Giosang profile image
Giosang

It's very difficult to advise anyone about marital relationship without knowing a whole lot more. However, some things are universal in my experience. I am dyslexic and so is my son, and we sometimes communicate very well with people and with each other, but other times we find it hard to even string a few coherent words together, or to remember details, and so we are forced to rely on our 'feelings' to make our point, which can get very distressing.

Your issue may be due to your self-esteem. Low self-esteem is the biggest issue dyslexic people have to deal with. It starts very early ilfe as soon as education begins. You say you were put in the 'slow classes' - I'll bet you anything that you are not 'slow' and never have been. You were put into classes that did not suit you because your schools didn't know what dyslexia is and didn't have the skills needed to teach you properly. That was and still is very common. I know a lot about this as I am a special needs teacher and have taught dyslexic children and young adults for years.

You should buy this book: 'The Secret Life of a Dyslexic Child' by Robert Frank and both of you should read it - together would be perfect. The author is a dyslexic college teacher and he writes about the difficulties he had growing up with dyslexia. What makes it really interesting is that it helps people understand the difficulties dyslexic adults have in life. It's a very intelligent, emotional book, and you both will probably see a lot of you in it. It will help you both make sense of your lives. It's very clearly written, with no jargon or complicated language, so it's a great read! I highly recommend it. It helped me so much.

You probably don't really know what your wife feels about you, she may be worrying about something that you need to talk about. So I think this book will be a great way in for you both.

Also, look up dyslexicadvantage.org/ that will cheer you both up too, because you will see that being dyslexic can be a very positive thing, it certainly helped me and my son feel very proud of being dyslexic. It's all about getting to know who you are your strengths and your weaknesses.

If you show what you have written here to your wife I'm sure she will be willing to talk with you about all these things.

I sincerely hope this helps. Keep in touch.

───

**REQUIRED TASK 1**:
Condense the paragraph of the reply about dyslexia that begins "You should buy this book" into a brief list that keeps its main facts.
**REQUIRED TASK 2**:
Reproduce the part of the reply about dyslexia from "Your issue may" up to and including "adults for years.".

**DATA**:
───

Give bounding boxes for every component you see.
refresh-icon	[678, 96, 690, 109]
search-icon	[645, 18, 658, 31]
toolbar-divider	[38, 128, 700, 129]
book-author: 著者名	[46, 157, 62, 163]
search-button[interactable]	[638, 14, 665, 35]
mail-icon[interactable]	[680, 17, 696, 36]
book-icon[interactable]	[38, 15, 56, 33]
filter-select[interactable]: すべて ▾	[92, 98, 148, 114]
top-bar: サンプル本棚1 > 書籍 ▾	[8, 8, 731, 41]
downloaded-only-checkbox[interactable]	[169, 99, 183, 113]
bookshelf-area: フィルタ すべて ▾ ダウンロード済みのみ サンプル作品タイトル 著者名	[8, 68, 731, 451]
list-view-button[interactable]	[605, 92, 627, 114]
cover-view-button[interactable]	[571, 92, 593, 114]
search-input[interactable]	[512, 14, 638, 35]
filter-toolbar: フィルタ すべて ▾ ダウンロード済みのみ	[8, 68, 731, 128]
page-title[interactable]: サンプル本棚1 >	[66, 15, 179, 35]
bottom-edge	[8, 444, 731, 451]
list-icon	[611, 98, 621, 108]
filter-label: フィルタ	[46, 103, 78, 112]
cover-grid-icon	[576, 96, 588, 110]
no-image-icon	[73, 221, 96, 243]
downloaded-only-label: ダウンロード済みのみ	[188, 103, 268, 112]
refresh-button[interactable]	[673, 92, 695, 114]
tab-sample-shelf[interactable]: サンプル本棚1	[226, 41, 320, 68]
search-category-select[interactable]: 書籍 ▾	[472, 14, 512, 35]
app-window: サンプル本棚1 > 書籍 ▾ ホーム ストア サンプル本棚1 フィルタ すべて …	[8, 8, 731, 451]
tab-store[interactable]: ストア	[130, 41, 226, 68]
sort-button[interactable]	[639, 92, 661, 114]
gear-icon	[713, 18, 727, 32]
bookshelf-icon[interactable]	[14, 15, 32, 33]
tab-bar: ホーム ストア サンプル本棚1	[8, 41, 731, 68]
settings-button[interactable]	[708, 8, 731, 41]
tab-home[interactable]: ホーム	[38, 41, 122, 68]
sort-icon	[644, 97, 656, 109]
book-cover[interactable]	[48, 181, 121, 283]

───

**FULL RESPONSE 1**:
- Buy 'The Secret Life of a Dyslexic Child' by Robert Frank, and read it together with your wife if possible.
- The author is a dyslexic college teacher who writes about his difficulties growing up with dyslexia.
- The book helps people understand the difficulties dyslexic adults face.
- It is intelligent and emotional. You will both likely see yourselves in it, and it can help you make sense of your lives.
- It is clearly written, with no jargon. The writer highly recommends it and says it helped a great deal.

**FULL RESPONSE 2**:
Your issue may be due to your self-esteem. Low self-esteem is the biggest issue dyslexic people have to deal with. It starts very early ilfe as soon as education begins. You say you were put in the 'slow classes' - I'll bet you anything that you are not 'slow' and never have been. You were put into classes that did not suit you because your schools didn't know what dyslexia is and didn't have the skills needed to teach you properly. That was and still is very common. I know a lot about this as I am a special needs teacher and have taught dyslexic children and young adults for years.